課題内容: 次の(a)〜(c)が提示文の内容と一致するかどうか、「はい」か「いいえ」で答え、判断の決め手となる提示文の語句を原文のまま引用せよ。(a) 各ロボットには特定の小型センサーが搭載されている。(b) 研究者たちはこのシステムを略称DDCNで呼んでいる。(c) 母ローバーは自ら溶岩洞の奥まで入って探査を行う。

提示文:
──────

アリゾナ大学のエンジニアは、自律走行車が宇宙飛行士のための地下居住地を偵察するシステムを開発しました。 University of Arizona engineers have developed a system that allows autonomous vehicles to scout out underground habitats for astronauts.
2023-03-01 アリゾナ大学
In this artist’s impression of the breadcrumb scenario, autonomous rovers can be seen exploring a lava tube after being deployed by a mother rover that remains at the entrance to maintain contact with an orbiter or a blimp.John Fowler/Wikimedia Commons, Mark Tarbell and Wolfgang Fink/University of Arizona
自律型ローバーが、通信ネットワークを介して情報を共有し、独立して探査できるよう、各ロボットには特定の小型センサーが搭載されている。
研究者たちは、このシステムを「Breadcrumb-Style Dynamically Deployed Communication Network(DDCN)」と呼んでおり、NASAの宇宙技術グランドチャレンジに対応するものであるとされている。
今後は、このシステムを活用し、月面や小惑星、彗星、火星の地下探査に取り組む計画もあるという。

──────

抽出情報:
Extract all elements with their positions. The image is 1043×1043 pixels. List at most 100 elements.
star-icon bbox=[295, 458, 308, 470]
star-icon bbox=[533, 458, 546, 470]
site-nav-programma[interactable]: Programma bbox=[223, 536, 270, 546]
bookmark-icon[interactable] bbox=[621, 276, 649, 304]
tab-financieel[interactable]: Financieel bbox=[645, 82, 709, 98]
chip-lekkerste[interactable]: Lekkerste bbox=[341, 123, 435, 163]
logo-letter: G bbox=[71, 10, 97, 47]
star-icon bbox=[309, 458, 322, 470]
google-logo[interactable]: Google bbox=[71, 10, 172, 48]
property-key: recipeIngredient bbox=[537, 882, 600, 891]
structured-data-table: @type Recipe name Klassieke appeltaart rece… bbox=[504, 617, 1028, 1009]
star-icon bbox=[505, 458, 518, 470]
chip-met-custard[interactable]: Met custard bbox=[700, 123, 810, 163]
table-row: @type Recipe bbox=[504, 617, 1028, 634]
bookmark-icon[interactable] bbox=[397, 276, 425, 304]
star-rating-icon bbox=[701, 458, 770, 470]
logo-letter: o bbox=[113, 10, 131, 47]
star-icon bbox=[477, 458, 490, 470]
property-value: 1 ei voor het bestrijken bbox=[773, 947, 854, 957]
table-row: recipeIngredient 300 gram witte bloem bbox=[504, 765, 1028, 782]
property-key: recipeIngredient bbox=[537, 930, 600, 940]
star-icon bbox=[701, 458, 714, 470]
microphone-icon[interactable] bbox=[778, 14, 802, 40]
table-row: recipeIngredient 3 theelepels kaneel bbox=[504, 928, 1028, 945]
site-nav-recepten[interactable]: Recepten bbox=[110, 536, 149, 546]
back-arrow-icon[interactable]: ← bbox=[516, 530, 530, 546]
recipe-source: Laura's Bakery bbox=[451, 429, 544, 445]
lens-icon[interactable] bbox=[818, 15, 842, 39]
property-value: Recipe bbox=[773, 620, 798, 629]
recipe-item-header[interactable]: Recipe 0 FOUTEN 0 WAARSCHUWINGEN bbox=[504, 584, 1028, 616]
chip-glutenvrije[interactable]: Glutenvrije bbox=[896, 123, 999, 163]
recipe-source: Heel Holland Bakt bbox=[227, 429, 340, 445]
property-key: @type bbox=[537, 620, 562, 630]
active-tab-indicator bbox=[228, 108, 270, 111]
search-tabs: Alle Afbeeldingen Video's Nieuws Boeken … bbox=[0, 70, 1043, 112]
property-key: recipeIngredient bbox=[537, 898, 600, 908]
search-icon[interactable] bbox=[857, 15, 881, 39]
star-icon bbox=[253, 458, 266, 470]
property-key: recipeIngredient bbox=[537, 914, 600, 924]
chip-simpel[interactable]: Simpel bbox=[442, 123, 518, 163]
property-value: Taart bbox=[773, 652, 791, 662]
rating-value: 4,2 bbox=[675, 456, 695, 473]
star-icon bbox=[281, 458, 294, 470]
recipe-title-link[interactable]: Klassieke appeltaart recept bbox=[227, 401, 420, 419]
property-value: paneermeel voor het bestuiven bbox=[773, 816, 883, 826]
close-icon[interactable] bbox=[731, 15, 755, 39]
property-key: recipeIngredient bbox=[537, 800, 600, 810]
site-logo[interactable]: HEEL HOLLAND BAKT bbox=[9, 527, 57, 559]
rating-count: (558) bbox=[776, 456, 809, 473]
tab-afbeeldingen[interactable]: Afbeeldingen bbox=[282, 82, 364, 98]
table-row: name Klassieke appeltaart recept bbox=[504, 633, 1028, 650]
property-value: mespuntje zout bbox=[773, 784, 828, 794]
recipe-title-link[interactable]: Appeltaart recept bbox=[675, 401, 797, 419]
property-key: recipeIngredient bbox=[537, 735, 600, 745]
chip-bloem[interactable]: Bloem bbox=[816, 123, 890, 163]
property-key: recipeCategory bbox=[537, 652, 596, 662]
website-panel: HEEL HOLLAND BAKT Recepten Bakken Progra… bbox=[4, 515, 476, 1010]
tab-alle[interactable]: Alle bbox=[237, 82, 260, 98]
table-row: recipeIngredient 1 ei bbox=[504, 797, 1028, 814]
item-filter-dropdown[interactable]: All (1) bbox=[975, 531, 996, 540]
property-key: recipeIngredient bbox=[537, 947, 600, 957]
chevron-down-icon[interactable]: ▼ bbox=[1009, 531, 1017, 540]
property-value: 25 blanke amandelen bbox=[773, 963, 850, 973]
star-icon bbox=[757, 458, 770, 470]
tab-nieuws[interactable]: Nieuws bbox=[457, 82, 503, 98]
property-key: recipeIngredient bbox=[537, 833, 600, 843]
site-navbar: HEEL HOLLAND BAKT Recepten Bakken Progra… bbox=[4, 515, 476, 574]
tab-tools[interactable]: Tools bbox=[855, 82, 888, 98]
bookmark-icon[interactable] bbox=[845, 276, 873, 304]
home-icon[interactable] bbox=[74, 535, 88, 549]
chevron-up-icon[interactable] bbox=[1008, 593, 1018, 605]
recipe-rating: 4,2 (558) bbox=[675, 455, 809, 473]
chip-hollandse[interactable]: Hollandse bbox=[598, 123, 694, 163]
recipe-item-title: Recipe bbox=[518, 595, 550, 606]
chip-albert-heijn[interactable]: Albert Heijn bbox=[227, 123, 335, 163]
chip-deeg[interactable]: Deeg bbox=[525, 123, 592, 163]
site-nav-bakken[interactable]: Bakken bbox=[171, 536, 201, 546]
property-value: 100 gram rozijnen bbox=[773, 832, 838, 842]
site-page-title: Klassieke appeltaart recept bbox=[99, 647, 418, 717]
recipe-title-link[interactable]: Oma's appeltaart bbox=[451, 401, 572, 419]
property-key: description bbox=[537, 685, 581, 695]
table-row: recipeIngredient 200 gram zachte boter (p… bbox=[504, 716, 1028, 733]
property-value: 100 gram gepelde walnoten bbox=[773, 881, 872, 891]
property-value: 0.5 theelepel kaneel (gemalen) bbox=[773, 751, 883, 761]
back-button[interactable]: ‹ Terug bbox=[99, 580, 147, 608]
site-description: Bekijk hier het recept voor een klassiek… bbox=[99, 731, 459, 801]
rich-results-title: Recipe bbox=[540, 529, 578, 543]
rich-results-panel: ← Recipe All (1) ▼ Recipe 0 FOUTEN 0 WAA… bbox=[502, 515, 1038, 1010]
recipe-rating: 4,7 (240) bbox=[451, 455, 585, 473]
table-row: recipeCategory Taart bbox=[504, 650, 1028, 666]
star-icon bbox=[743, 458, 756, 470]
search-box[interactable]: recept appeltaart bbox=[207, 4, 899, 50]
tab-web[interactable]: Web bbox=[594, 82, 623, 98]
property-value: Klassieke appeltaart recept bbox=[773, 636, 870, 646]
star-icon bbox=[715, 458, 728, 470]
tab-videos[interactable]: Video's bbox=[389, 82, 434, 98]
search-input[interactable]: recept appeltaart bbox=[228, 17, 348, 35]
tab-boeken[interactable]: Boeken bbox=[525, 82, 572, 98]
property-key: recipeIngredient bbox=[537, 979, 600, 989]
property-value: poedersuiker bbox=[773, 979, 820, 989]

──────

解答例:
(a) はい。「各ロボットには特定の小型センサーが搭載されている」
(b) はい。「Breadcrumb-Style Dynamically Deployed Communication Network(DDCN)」
(c) いいえ。「a mother rover that remains at the entrance」